§ Job
Give every entry again, unchanged, and leave its images out.
::: Data provided
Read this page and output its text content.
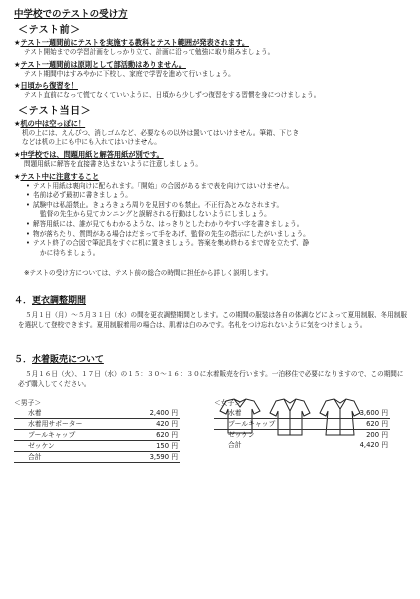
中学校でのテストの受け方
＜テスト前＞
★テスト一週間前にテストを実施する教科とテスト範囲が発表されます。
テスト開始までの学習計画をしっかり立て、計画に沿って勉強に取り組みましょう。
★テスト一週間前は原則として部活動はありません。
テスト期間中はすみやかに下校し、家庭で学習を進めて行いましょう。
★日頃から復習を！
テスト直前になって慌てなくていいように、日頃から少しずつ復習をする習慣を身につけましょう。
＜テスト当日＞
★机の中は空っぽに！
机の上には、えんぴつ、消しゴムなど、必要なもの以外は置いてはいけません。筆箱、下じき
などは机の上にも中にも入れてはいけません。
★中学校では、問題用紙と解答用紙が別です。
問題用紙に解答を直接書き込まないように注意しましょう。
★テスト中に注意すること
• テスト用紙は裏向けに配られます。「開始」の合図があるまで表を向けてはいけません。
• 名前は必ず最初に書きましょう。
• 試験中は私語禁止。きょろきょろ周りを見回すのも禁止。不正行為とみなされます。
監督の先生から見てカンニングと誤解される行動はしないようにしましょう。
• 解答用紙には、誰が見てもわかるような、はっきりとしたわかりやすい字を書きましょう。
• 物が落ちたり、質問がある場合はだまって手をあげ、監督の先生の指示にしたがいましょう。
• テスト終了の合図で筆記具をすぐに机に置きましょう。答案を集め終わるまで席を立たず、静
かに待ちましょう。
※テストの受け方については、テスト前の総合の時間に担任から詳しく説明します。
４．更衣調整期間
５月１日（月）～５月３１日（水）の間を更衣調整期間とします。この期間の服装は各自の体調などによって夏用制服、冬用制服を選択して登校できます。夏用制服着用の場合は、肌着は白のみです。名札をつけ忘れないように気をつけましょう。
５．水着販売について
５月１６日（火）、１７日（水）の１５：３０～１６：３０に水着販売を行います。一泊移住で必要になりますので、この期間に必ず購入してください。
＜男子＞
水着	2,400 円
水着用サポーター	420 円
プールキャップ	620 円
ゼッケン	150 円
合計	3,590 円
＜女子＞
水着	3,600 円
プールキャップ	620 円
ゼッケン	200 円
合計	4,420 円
::::::
§ Result for this task
Read this page and output its text content.
中学校でのテストの受け方
＜テスト前＞
★テスト一週間前にテストを実施する教科とテスト範囲が発表されます。
テスト開始までの学習計画をしっかり立て、計画に沿って勉強に取り組みましょう。
★テスト一週間前は原則として部活動はありません。
テスト期間中はすみやかに下校し、家庭で学習を進めて行いましょう。
★日頃から復習を！
テスト直前になって慌てなくていいように、日頃から少しずつ復習をする習慣を身につけましょう。
＜テスト当日＞
★机の中は空っぽに！
机の上には、えんぴつ、消しゴムなど、必要なもの以外は置いてはいけません。筆箱、下じき
などは机の上にも中にも入れてはいけません。
★中学校では、問題用紙と解答用紙が別です。
問題用紙に解答を直接書き込まないように注意しましょう。
★テスト中に注意すること
• テスト用紙は裏向けに配られます。「開始」の合図があるまで表を向けてはいけません。
• 名前は必ず最初に書きましょう。
• 試験中は私語禁止。きょろきょろ周りを見回すのも禁止。不正行為とみなされます。
監督の先生から見てカンニングと誤解される行動はしないようにしましょう。
• 解答用紙には、誰が見てもわかるような、はっきりとしたわかりやすい字を書きましょう。
• 物が落ちたり、質問がある場合はだまって手をあげ、監督の先生の指示にしたがいましょう。
• テスト終了の合図で筆記具をすぐに机に置きましょう。答案を集め終わるまで席を立たず、静
かに待ちましょう。
※テストの受け方については、テスト前の総合の時間に担任から詳しく説明します。
４．更衣調整期間
５月１日（月）～５月３１日（水）の間を更衣調整期間とします。この期間の服装は各自の体調などによって夏用制服、冬用制服を選択して登校できます。夏用制服着用の場合は、肌着は白のみです。名札をつけ忘れないように気をつけましょう。
５．水着販売について
５月１６日（火）、１７日（水）の１５：３０～１６：３０に水着販売を行います。一泊移住で必要になりますので、この期間に必ず購入してください。
＜男子＞
水着	2,400 円
水着用サポーター	420 円
プールキャップ	620 円
ゼッケン	150 円
合計	3,590 円
＜女子＞
水着	3,600 円
プールキャップ	620 円
ゼッケン	200 円
合計	4,420 円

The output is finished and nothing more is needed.